- [Items]
──────────
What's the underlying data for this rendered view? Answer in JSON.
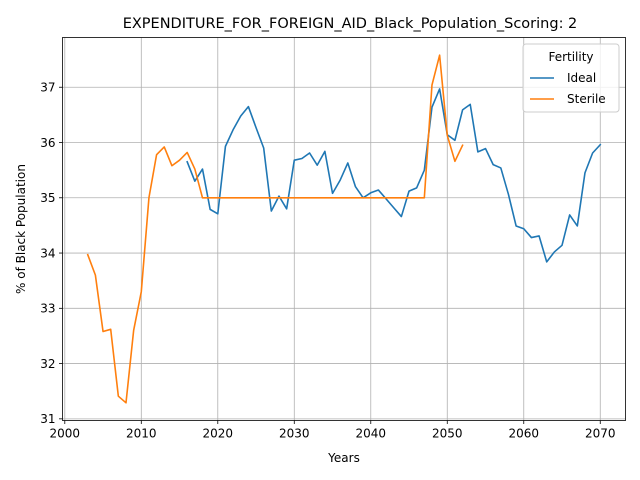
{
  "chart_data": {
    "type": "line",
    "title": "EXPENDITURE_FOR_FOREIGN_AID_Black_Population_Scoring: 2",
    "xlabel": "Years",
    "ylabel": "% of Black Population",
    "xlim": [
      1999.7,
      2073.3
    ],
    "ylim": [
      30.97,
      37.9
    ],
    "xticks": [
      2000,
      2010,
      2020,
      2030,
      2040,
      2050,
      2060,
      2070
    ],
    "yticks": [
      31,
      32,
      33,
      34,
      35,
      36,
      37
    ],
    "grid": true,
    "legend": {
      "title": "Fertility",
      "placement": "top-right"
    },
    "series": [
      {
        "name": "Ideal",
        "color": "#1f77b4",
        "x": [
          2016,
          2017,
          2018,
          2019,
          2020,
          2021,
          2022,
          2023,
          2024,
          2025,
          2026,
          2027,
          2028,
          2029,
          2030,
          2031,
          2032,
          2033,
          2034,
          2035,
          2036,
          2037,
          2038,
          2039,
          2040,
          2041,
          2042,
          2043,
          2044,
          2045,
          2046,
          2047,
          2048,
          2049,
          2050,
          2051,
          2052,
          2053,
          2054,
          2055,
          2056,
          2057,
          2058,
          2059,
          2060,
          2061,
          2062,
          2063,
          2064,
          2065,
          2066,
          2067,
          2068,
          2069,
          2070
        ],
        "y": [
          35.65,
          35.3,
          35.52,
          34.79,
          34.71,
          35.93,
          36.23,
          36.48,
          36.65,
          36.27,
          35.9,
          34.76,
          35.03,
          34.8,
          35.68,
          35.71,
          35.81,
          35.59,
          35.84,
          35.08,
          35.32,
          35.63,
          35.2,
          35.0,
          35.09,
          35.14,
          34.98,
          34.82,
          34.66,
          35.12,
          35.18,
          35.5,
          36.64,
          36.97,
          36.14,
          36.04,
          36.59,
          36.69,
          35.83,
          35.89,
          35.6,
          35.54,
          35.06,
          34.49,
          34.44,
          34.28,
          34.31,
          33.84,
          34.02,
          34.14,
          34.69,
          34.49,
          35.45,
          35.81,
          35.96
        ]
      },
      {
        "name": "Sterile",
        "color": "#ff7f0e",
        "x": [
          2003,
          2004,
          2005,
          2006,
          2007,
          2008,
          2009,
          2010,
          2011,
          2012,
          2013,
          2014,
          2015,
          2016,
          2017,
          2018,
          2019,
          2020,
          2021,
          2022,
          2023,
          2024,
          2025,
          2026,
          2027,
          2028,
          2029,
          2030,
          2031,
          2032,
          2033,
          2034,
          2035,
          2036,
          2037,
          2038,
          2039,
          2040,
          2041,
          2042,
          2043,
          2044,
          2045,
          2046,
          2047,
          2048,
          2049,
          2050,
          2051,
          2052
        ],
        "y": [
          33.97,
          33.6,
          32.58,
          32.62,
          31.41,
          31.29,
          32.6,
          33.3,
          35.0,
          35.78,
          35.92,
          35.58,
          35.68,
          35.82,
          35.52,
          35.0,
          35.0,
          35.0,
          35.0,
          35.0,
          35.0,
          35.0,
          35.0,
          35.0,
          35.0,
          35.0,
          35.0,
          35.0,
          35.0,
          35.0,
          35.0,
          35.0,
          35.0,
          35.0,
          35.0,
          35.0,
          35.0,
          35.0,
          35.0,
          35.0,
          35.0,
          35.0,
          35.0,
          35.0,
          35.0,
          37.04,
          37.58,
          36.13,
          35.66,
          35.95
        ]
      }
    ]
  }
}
──────────
- [Stated exercise]
Lines that include the word "title" are to be extracted from the data above.

- [Exercise result]
    "title": "EXPENDITURE_FOR_FOREIGN_AID_Black_Population_Scoring: 2",
      "title": "Fertility",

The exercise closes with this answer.